DIRECTIONS> Once the pictures are set aside, transcribe the remaining data exactly.

Data extracted from a collection>
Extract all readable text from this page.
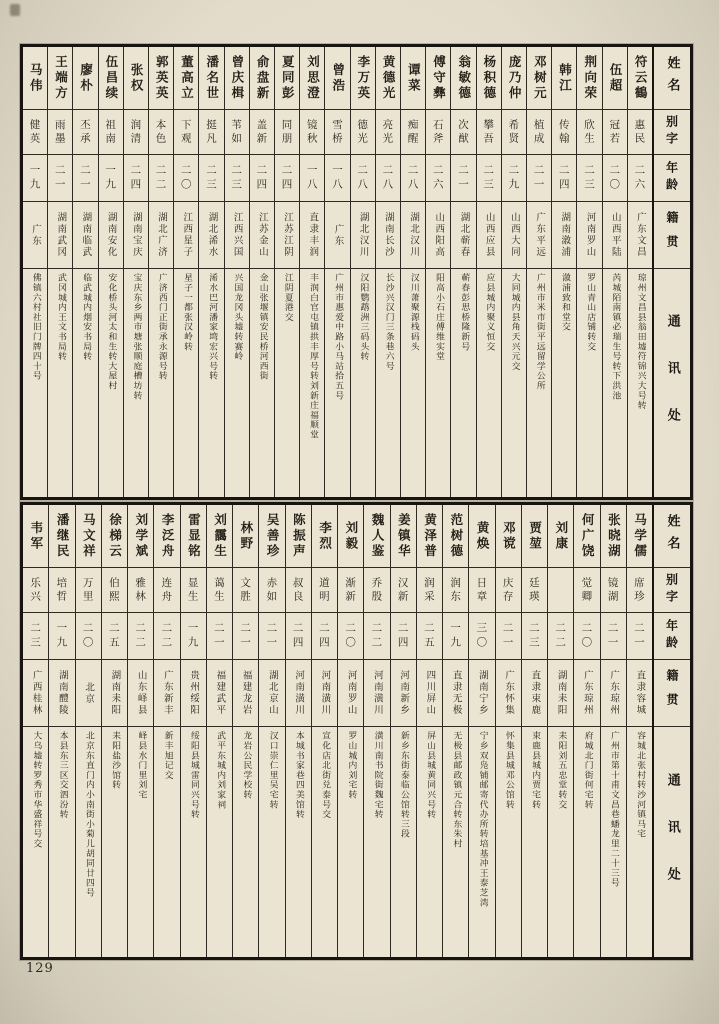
姓名
别字
年龄
籍贯
通讯处
符云鶴
惠民
二六
广东文昌
琼州文昌县翁田墟符锦兴大号转
伍超
冠若
二〇
山西平陆
芮城陌南镇必瑞生号转下洪池
荆向荣
欣生
二三
河南罗山
罗山青山店铺转交
韩江
传翰
二四
湖南漵浦
漵浦致和堂交
邓树元
植成
二一
广东平远
广州市米市街平远留学公所
庞乃仲
希贤
二九
山西大同
大同城内县角天兴元交
杨积德
攀吾
二三
山西应县
应县城内聚义恒交
翁敏德
次猷
二一
湖北蕲春
蕲春彭思桥隆新号
傅守彝
石斧
二六
山西阳高
阳高小石庄傅维实堂
谭菜
痴醒
二八
湖北汉川
汉川萧聚源栈码头
黄德光
亮光
二八
湖南长沙
长沙兴汉门三条巷六号
李万英
德光
二八
湖北汉川
汉阳鹦鹉洲三码头转
曾浩
雪桥
一八
广东
广州市惠爱中路小马站拾五号
刘思澄
镜秋
一八
直隶丰润
丰润白官屯镇拱丰厚号转刘新庄福顺堂
夏同彭
同朋
二四
江苏江阴
江阴夏港交
俞盘新
盖新
二四
江苏金山
金山张堰镇安民桥河西街
曾庆楫
苇如
二三
江西兴国
兴国龙冈头墟转赛岭
潘名世
挺凡
二三
湖北浠水
浠水巴河潘家塆宏兴号转
董高立
下观
二〇
江西星子
星子一都张汉岭转
郭英英
本色
二二
湖北广济
广济西门正街承永源号转
张权
润清
二四
湖南宝庆
宝庆东乡两市塘张顺庭槽坊转
伍昌续
祖南
一九
湖南安化
安化桥头河太和生转大屋村
廖朴
丕承
二一
湖南临武
临武城内烟安书局转
王端方
雨墨
二一
湖南武冈
武冈城内王文书局转
马伟
健英
一九
广东
佛镇六村社旧门牌四十号
姓名
别字
年龄
籍贯
通讯处
马学儒
席珍
二一
直隶容城
容城北张村转沙河镇马宅
张晓湖
镜湖
二一
广东琼州
广州市第十甫文昌巷蟠龙里二十三号
何广饶
觉卿
二〇
广东琼州
府城北门街何宅转
刘康
二二
湖南耒阳
耒阳刘五忠堂转交
贾堃
廷瑛
二三
直隶束鹿
束鹿县城内贾宅转
邓谠
庆存
二一
广东怀集
怀集县城邓公馆转
黄焕
日章
三〇
湖南宁乡
宁乡双凫铺邮寄代办所转培基冲王泰芝湾
范树德
润东
一九
直隶无极
无极县邮政镇元合转东朱村
黄泽普
润采
二五
四川屏山
屏山县城黄同兴号转
姜镇华
汉新
二四
河南新乡
新乡东街泰临公馆转三段
魏人鉴
乔殷
二二
河南潢川
潢川南书院街魏宅转
刘毅
渐新
二〇
河南罗山
罗山城内刘宅转
李烈
道明
二四
河南潢川
宣化店北街兑泰号交
陈振声
叔良
二四
河南潢川
本城书家巷四美馆转
吴善珍
赤如
二一
湖北京山
汉口崇仁里吴宅转
林野
文胜
二一
福建龙岩
龙岩公民学校转
刘靄生
蔼生
二一
福建武平
武平东城内刘家祠
雷显铭
显生
一九
贵州绥阳
绥阳县城雷同兴号转
李泛舟
连舟
二二
广东新丰
新丰旭记交
刘学斌
雅林
二二
山东峄县
峄县水门里刘宅
徐梯云
伯熙
二五
湖南耒阳
耒阳盐沙馆转
马文祥
万里
二〇
北京
北京东直门内小南街小菊儿胡同廿四号
潘继民
培哲
一九
湖南醴陵
本县东三区交泗汾转
韦军
乐兴
二三
广西桂林
大乌墟转罗秀市华盛祥号交
129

ANSWER FOR THE TASK>
Extract all readable text from this page.
姓名
别字
年龄
籍贯
通讯处
符云鶴
惠民
二六
广东文昌
琼州文昌县翁田墟符锦兴大号转
伍超
冠若
二〇
山西平陆
芮城陌南镇必瑞生号转下洪池
荆向荣
欣生
二三
河南罗山
罗山青山店铺转交
韩江
传翰
二四
湖南漵浦
漵浦致和堂交
邓树元
植成
二一
广东平远
广州市米市街平远留学公所
庞乃仲
希贤
二九
山西大同
大同城内县角天兴元交
杨积德
攀吾
二三
山西应县
应县城内聚义恒交
翁敏德
次猷
二一
湖北蕲春
蕲春彭思桥隆新号
傅守彝
石斧
二六
山西阳高
阳高小石庄傅维实堂
谭菜
痴醒
二八
湖北汉川
汉川萧聚源栈码头
黄德光
亮光
二八
湖南长沙
长沙兴汉门三条巷六号
李万英
德光
二八
湖北汉川
汉阳鹦鹉洲三码头转
曾浩
雪桥
一八
广东
广州市惠爱中路小马站拾五号
刘思澄
镜秋
一八
直隶丰润
丰润白官屯镇拱丰厚号转刘新庄福顺堂
夏同彭
同朋
二四
江苏江阴
江阴夏港交
俞盘新
盖新
二四
江苏金山
金山张堰镇安民桥河西街
曾庆楫
苇如
二三
江西兴国
兴国龙冈头墟转赛岭
潘名世
挺凡
二三
湖北浠水
浠水巴河潘家塆宏兴号转
董高立
下观
二〇
江西星子
星子一都张汉岭转
郭英英
本色
二二
湖北广济
广济西门正街承永源号转
张权
润清
二四
湖南宝庆
宝庆东乡两市塘张顺庭槽坊转
伍昌续
祖南
一九
湖南安化
安化桥头河太和生转大屋村
廖朴
丕承
二一
湖南临武
临武城内烟安书局转
王端方
雨墨
二一
湖南武冈
武冈城内王文书局转
马伟
健英
一九
广东
佛镇六村社旧门牌四十号
姓名
别字
年龄
籍贯
通讯处
马学儒
席珍
二一
直隶容城
容城北张村转沙河镇马宅
张晓湖
镜湖
二一
广东琼州
广州市第十甫文昌巷蟠龙里二十三号
何广饶
觉卿
二〇
广东琼州
府城北门街何宅转
刘康
二二
湖南耒阳
耒阳刘五忠堂转交
贾堃
廷瑛
二三
直隶束鹿
束鹿县城内贾宅转
邓谠
庆存
二一
广东怀集
怀集县城邓公馆转
黄焕
日章
三〇
湖南宁乡
宁乡双凫铺邮寄代办所转培基冲王泰芝湾
范树德
润东
一九
直隶无极
无极县邮政镇元合转东朱村
黄泽普
润采
二五
四川屏山
屏山县城黄同兴号转
姜镇华
汉新
二四
河南新乡
新乡东街泰临公馆转三段
魏人鉴
乔殷
二二
河南潢川
潢川南书院街魏宅转
刘毅
渐新
二〇
河南罗山
罗山城内刘宅转
李烈
道明
二四
河南潢川
宣化店北街兑泰号交
陈振声
叔良
二四
河南潢川
本城书家巷四美馆转
吴善珍
赤如
二一
湖北京山
汉口崇仁里吴宅转
林野
文胜
二一
福建龙岩
龙岩公民学校转
刘靄生
蔼生
二一
福建武平
武平东城内刘家祠
雷显铭
显生
一九
贵州绥阳
绥阳县城雷同兴号转
李泛舟
连舟
二二
广东新丰
新丰旭记交
刘学斌
雅林
二二
山东峄县
峄县水门里刘宅
徐梯云
伯熙
二五
湖南耒阳
耒阳盐沙馆转
马文祥
万里
二〇
北京
北京东直门内小南街小菊儿胡同廿四号
潘继民
培哲
一九
湖南醴陵
本县东三区交泗汾转
韦军
乐兴
二三
广西桂林
大乌墟转罗秀市华盛祥号交
129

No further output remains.